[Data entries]
○ ○ ○ ○

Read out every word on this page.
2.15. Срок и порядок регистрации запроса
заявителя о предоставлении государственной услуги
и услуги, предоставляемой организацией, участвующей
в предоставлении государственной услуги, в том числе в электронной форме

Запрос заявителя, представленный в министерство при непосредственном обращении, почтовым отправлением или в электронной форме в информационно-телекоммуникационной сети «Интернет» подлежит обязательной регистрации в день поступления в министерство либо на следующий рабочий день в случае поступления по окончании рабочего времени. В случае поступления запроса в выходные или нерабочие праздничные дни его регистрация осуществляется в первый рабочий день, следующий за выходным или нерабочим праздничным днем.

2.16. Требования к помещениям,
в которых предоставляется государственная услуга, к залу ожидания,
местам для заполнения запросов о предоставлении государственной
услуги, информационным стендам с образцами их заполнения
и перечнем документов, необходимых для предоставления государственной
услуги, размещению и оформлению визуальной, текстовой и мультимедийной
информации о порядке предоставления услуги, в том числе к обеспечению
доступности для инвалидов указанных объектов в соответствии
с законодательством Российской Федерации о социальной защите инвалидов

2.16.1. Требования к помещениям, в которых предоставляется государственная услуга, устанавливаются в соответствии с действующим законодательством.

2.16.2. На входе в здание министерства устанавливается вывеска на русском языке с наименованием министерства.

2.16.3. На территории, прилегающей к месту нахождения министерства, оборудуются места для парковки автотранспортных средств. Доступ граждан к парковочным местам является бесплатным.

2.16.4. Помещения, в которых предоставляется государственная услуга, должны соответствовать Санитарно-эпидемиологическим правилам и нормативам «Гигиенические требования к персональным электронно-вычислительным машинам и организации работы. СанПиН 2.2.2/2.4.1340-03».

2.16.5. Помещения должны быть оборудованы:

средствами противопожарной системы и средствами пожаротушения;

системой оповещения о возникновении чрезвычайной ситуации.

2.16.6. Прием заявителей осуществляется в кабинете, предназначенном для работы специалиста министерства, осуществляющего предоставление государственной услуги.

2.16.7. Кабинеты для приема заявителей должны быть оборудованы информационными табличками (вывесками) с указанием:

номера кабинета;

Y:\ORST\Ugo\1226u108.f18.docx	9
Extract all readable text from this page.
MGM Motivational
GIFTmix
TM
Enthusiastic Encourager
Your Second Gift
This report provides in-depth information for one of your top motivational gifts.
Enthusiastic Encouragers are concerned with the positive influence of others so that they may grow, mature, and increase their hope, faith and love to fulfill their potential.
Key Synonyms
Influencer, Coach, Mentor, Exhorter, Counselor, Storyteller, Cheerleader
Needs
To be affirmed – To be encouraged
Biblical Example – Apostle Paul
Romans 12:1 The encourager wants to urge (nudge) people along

○ ○ ○ ○

*Given problem*:
Quote each line above in full, word for word.

*Reply to the task*:
Read out every word on this page.
2.15. Срок и порядок регистрации запроса
заявителя о предоставлении государственной услуги
и услуги, предоставляемой организацией, участвующей
в предоставлении государственной услуги, в том числе в электронной форме

Запрос заявителя, представленный в министерство при непосредственном обращении, почтовым отправлением или в электронной форме в информационно-телекоммуникационной сети «Интернет» подлежит обязательной регистрации в день поступления в министерство либо на следующий рабочий день в случае поступления по окончании рабочего времени. В случае поступления запроса в выходные или нерабочие праздничные дни его регистрация осуществляется в первый рабочий день, следующий за выходным или нерабочим праздничным днем.

2.16. Требования к помещениям,
в которых предоставляется государственная услуга, к залу ожидания,
местам для заполнения запросов о предоставлении государственной
услуги, информационным стендам с образцами их заполнения
и перечнем документов, необходимых для предоставления государственной
услуги, размещению и оформлению визуальной, текстовой и мультимедийной
информации о порядке предоставления услуги, в том числе к обеспечению
доступности для инвалидов указанных объектов в соответствии
с законодательством Российской Федерации о социальной защите инвалидов

2.16.1. Требования к помещениям, в которых предоставляется государственная услуга, устанавливаются в соответствии с действующим законодательством.

2.16.2. На входе в здание министерства устанавливается вывеска на русском языке с наименованием министерства.

2.16.3. На территории, прилегающей к месту нахождения министерства, оборудуются места для парковки автотранспортных средств. Доступ граждан к парковочным местам является бесплатным.

2.16.4. Помещения, в которых предоставляется государственная услуга, должны соответствовать Санитарно-эпидемиологическим правилам и нормативам «Гигиенические требования к персональным электронно-вычислительным машинам и организации работы. СанПиН 2.2.2/2.4.1340-03».

2.16.5. Помещения должны быть оборудованы:

средствами противопожарной системы и средствами пожаротушения;

системой оповещения о возникновении чрезвычайной ситуации.

2.16.6. Прием заявителей осуществляется в кабинете, предназначенном для работы специалиста министерства, осуществляющего предоставление государственной услуги.

2.16.7. Кабинеты для приема заявителей должны быть оборудованы информационными табличками (вывесками) с указанием:

номера кабинета;

Y:\ORST\Ugo\1226u108.f18.docx	9
Extract all readable text from this page.
MGM Motivational
GIFTmix
TM
Enthusiastic Encourager
Your Second Gift
This report provides in-depth information for one of your top motivational gifts.
Enthusiastic Encouragers are concerned with the positive influence of others so that they may grow, mature, and increase their hope, faith and love to fulfill their potential.
Key Synonyms
Influencer, Coach, Mentor, Exhorter, Counselor, Storyteller, Cheerleader
Needs
To be affirmed – To be encouraged
Biblical Example – Apostle Paul
Romans 12:1 The encourager wants to urge (nudge) people along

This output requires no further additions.